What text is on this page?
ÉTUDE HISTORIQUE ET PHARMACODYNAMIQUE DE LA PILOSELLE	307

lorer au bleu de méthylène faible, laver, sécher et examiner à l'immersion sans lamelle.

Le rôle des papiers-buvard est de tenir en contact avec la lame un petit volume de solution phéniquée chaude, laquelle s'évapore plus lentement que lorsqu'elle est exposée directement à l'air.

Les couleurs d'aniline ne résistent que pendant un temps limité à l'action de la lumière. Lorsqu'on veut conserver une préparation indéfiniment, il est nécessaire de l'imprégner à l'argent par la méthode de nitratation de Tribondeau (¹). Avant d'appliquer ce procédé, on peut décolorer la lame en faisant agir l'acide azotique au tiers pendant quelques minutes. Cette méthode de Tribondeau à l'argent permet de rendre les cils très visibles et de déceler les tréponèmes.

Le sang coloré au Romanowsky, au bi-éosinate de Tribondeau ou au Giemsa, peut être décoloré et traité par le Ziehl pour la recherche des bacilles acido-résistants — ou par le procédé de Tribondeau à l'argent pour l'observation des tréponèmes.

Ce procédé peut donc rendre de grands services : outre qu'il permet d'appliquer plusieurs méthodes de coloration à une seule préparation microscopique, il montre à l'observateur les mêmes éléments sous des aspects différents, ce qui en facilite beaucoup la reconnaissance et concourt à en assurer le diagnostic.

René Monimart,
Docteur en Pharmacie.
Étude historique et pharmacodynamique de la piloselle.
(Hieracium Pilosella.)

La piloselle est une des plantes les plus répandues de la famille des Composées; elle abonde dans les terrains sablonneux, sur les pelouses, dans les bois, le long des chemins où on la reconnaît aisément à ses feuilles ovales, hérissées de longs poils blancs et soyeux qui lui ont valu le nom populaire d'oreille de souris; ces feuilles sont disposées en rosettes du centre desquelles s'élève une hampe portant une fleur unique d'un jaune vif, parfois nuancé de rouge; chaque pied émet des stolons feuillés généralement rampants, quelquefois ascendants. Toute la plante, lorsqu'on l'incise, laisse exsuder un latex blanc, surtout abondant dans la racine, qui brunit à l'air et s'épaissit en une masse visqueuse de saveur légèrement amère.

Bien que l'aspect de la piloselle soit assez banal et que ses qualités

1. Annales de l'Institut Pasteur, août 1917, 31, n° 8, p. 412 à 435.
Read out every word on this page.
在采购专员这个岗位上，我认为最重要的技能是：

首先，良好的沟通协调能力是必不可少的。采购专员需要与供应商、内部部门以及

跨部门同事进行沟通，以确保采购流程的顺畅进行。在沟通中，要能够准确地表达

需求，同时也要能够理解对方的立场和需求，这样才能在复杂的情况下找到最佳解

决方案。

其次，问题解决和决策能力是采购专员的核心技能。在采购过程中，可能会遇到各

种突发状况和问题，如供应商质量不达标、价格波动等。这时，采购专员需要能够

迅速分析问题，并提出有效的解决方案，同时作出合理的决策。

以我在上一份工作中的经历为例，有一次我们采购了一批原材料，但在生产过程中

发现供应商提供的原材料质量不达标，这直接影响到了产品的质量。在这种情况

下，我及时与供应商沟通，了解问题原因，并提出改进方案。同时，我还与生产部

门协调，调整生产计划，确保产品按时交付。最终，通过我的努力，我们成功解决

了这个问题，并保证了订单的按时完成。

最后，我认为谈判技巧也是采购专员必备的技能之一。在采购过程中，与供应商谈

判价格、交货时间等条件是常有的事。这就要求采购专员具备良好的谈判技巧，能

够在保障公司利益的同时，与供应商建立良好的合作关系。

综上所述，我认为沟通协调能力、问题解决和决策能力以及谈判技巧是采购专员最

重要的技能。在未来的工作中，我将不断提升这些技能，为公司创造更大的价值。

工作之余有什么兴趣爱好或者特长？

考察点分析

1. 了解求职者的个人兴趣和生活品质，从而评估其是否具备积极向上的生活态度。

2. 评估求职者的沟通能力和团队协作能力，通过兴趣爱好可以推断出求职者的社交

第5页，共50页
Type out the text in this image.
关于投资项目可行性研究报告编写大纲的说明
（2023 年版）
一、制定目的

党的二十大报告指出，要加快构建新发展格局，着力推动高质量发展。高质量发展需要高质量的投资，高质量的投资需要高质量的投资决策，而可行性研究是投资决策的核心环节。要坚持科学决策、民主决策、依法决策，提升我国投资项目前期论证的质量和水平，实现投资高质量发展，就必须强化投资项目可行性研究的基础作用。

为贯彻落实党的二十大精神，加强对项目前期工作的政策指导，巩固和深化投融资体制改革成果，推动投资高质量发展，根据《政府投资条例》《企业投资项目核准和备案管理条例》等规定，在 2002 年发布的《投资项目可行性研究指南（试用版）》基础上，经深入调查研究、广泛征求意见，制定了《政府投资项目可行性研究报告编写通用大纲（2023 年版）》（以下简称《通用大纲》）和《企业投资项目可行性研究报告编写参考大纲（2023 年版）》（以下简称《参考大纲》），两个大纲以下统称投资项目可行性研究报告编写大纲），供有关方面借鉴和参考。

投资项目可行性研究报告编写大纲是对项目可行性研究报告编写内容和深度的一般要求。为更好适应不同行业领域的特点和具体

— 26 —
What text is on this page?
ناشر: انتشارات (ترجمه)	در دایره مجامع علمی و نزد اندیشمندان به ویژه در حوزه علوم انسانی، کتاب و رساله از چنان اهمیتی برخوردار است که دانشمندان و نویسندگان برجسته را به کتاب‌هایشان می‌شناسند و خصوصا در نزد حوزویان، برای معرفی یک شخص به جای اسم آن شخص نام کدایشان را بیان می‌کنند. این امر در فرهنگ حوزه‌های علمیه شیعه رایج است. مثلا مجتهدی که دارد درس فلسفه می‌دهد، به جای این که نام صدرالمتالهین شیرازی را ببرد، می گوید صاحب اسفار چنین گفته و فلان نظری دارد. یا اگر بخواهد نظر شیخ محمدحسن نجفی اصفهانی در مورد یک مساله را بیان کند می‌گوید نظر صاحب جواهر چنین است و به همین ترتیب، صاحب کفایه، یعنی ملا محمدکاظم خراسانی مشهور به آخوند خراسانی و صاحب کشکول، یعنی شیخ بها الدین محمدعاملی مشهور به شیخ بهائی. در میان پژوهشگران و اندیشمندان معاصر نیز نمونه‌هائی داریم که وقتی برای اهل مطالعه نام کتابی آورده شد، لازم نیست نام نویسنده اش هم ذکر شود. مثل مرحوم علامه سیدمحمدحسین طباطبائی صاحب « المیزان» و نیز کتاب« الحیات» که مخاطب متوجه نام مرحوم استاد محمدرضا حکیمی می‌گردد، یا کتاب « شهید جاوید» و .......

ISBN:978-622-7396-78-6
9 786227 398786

◆ **To be done**
Using the records above, please retype only the run of lines from the line holding "Type out the text in this image." through the last line, both ends included.

◆ **Result of this exercise**
Type out the text in this image.
关于投资项目可行性研究报告编写大纲的说明
（2023 年版）
一、制定目的

党的二十大报告指出，要加快构建新发展格局，着力推动高质量发展。高质量发展需要高质量的投资，高质量的投资需要高质量的投资决策，而可行性研究是投资决策的核心环节。要坚持科学决策、民主决策、依法决策，提升我国投资项目前期论证的质量和水平，实现投资高质量发展，就必须强化投资项目可行性研究的基础作用。

为贯彻落实党的二十大精神，加强对项目前期工作的政策指导，巩固和深化投融资体制改革成果，推动投资高质量发展，根据《政府投资条例》《企业投资项目核准和备案管理条例》等规定，在 2002 年发布的《投资项目可行性研究指南（试用版）》基础上，经深入调查研究、广泛征求意见，制定了《政府投资项目可行性研究报告编写通用大纲（2023 年版）》（以下简称《通用大纲》）和《企业投资项目可行性研究报告编写参考大纲（2023 年版）》（以下简称《参考大纲》），两个大纲以下统称投资项目可行性研究报告编写大纲），供有关方面借鉴和参考。

投资项目可行性研究报告编写大纲是对项目可行性研究报告编写内容和深度的一般要求。为更好适应不同行业领域的特点和具体

— 26 —
What text is on this page?
ناشر: انتشارات (ترجمه)	در دایره مجامع علمی و نزد اندیشمندان به ویژه در حوزه علوم انسانی، کتاب و رساله از چنان اهمیتی برخوردار است که دانشمندان و نویسندگان برجسته را به کتاب‌هایشان می‌شناسند و خصوصا در نزد حوزویان، برای معرفی یک شخص به جای اسم آن شخص نام کدایشان را بیان می‌کنند. این امر در فرهنگ حوزه‌های علمیه شیعه رایج است. مثلا مجتهدی که دارد درس فلسفه می‌دهد، به جای این که نام صدرالمتالهین شیرازی را ببرد، می گوید صاحب اسفار چنین گفته و فلان نظری دارد. یا اگر بخواهد نظر شیخ محمدحسن نجفی اصفهانی در مورد یک مساله را بیان کند می‌گوید نظر صاحب جواهر چنین است و به همین ترتیب، صاحب کفایه، یعنی ملا محمدکاظم خراسانی مشهور به آخوند خراسانی و صاحب کشکول، یعنی شیخ بها الدین محمدعاملی مشهور به شیخ بهائی. در میان پژوهشگران و اندیشمندان معاصر نیز نمونه‌هائی داریم که وقتی برای اهل مطالعه نام کتابی آورده شد، لازم نیست نام نویسنده اش هم ذکر شود. مثل مرحوم علامه سیدمحمدحسین طباطبائی صاحب « المیزان» و نیز کتاب« الحیات» که مخاطب متوجه نام مرحوم استاد محمدرضا حکیمی می‌گردد، یا کتاب « شهید جاوید» و .......

ISBN:978-622-7396-78-6
9 786227 398786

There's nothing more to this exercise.